▸ **Problem requirements**: Please give the listing again in its entirety, exactly as written.

======== Material for the task

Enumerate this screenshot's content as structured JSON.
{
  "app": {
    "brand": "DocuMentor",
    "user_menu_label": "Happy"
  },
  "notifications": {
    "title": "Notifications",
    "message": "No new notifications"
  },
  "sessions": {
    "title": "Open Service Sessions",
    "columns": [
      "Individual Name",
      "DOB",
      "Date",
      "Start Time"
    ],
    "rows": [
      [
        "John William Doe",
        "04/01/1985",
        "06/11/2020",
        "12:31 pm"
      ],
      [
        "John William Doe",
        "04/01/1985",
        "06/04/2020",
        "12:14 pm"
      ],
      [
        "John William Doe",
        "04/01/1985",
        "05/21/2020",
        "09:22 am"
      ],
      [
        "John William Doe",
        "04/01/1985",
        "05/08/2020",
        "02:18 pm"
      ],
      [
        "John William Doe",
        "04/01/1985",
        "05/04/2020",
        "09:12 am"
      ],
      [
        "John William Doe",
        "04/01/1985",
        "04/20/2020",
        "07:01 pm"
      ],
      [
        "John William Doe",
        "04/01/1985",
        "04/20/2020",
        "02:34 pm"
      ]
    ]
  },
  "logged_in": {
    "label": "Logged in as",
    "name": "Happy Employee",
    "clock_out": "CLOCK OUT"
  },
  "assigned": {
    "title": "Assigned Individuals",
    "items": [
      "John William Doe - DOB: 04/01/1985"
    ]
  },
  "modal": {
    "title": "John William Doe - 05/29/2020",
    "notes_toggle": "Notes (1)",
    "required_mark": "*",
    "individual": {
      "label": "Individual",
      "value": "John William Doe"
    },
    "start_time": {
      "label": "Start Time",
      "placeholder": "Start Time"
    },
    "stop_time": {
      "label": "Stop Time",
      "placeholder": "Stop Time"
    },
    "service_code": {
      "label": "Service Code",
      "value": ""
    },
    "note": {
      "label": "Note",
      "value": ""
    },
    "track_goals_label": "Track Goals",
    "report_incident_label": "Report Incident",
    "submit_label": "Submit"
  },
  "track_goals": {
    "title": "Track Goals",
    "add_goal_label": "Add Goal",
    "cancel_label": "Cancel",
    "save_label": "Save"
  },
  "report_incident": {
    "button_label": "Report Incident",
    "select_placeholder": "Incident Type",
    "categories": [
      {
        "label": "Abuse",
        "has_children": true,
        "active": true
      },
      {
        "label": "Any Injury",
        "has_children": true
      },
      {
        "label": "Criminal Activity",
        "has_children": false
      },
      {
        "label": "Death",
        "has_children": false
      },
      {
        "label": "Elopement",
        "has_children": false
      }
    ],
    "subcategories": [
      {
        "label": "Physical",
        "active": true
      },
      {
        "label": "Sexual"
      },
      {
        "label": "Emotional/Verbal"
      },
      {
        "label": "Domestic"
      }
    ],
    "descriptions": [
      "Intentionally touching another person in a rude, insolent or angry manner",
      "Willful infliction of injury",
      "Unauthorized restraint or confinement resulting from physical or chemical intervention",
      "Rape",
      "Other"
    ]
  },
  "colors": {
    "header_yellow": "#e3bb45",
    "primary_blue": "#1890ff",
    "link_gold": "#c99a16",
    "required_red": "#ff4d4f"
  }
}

================

▸ **Solution for this task**:
Enumerate this screenshot's content as structured JSON.
{
  "app": {
    "brand": "DocuMentor",
    "user_menu_label": "Happy"
  },
  "notifications": {
    "title": "Notifications",
    "message": "No new notifications"
  },
  "sessions": {
    "title": "Open Service Sessions",
    "columns": [
      "Individual Name",
      "DOB",
      "Date",
      "Start Time"
    ],
    "rows": [
      [
        "John William Doe",
        "04/01/1985",
        "06/11/2020",
        "12:31 pm"
      ],
      [
        "John William Doe",
        "04/01/1985",
        "06/04/2020",
        "12:14 pm"
      ],
      [
        "John William Doe",
        "04/01/1985",
        "05/21/2020",
        "09:22 am"
      ],
      [
        "John William Doe",
        "04/01/1985",
        "05/08/2020",
        "02:18 pm"
      ],
      [
        "John William Doe",
        "04/01/1985",
        "05/04/2020",
        "09:12 am"
      ],
      [
        "John William Doe",
        "04/01/1985",
        "04/20/2020",
        "07:01 pm"
      ],
      [
        "John William Doe",
        "04/01/1985",
        "04/20/2020",
        "02:34 pm"
      ]
    ]
  },
  "logged_in": {
    "label": "Logged in as",
    "name": "Happy Employee",
    "clock_out": "CLOCK OUT"
  },
  "assigned": {
    "title": "Assigned Individuals",
    "items": [
      "John William Doe - DOB: 04/01/1985"
    ]
  },
  "modal": {
    "title": "John William Doe - 05/29/2020",
    "notes_toggle": "Notes (1)",
    "required_mark": "*",
    "individual": {
      "label": "Individual",
      "value": "John William Doe"
    },
    "start_time": {
      "label": "Start Time",
      "placeholder": "Start Time"
    },
    "stop_time": {
      "label": "Stop Time",
      "placeholder": "Stop Time"
    },
    "service_code": {
      "label": "Service Code",
      "value": ""
    },
    "note": {
      "label": "Note",
      "value": ""
    },
    "track_goals_label": "Track Goals",
    "report_incident_label": "Report Incident",
    "submit_label": "Submit"
  },
  "track_goals": {
    "title": "Track Goals",
    "add_goal_label": "Add Goal",
    "cancel_label": "Cancel",
    "save_label": "Save"
  },
  "report_incident": {
    "button_label": "Report Incident",
    "select_placeholder": "Incident Type",
    "categories": [
      {
        "label": "Abuse",
        "has_children": true,
        "active": true
      },
      {
        "label": "Any Injury",
        "has_children": true
      },
      {
        "label": "Criminal Activity",
        "has_children": false
      },
      {
        "label": "Death",
        "has_children": false
      },
      {
        "label": "Elopement",
        "has_children": false
      }
    ],
    "subcategories": [
      {
        "label": "Physical",
        "active": true
      },
      {
        "label": "Sexual"
      },
      {
        "label": "Emotional/Verbal"
      },
      {
        "label": "Domestic"
      }
    ],
    "descriptions": [
      "Intentionally touching another person in a rude, insolent or angry manner",
      "Willful infliction of injury",
      "Unauthorized restraint or confinement resulting from physical or chemical intervention",
      "Rape",
      "Other"
    ]
  },
  "colors": {
    "header_yellow": "#e3bb45",
    "primary_blue": "#1890ff",
    "link_gold": "#c99a16",
    "required_red": "#ff4d4f"
  }
}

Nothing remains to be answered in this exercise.